#### Problem description:
Print all records exactly, leaving nothing out.

*-*-*

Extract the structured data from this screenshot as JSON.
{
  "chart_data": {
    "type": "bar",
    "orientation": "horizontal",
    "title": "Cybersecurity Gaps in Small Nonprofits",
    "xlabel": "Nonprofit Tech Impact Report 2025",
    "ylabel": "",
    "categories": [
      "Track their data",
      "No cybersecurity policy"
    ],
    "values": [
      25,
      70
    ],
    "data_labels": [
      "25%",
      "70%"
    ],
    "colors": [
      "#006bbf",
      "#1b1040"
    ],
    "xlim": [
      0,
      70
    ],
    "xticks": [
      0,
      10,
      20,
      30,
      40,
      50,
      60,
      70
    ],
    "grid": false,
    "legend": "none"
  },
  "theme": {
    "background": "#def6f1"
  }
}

*-*-*

#### Result of the task:
Extract the structured data from this screenshot as JSON.
{
  "chart_data": {
    "type": "bar",
    "orientation": "horizontal",
    "title": "Cybersecurity Gaps in Small Nonprofits",
    "xlabel": "Nonprofit Tech Impact Report 2025",
    "ylabel": "",
    "categories": [
      "Track their data",
      "No cybersecurity policy"
    ],
    "values": [
      25,
      70
    ],
    "data_labels": [
      "25%",
      "70%"
    ],
    "colors": [
      "#006bbf",
      "#1b1040"
    ],
    "xlim": [
      0,
      70
    ],
    "xticks": [
      0,
      10,
      20,
      30,
      40,
      50,
      60,
      70
    ],
    "grid": false,
    "legend": "none"
  },
  "theme": {
    "background": "#def6f1"
  }
}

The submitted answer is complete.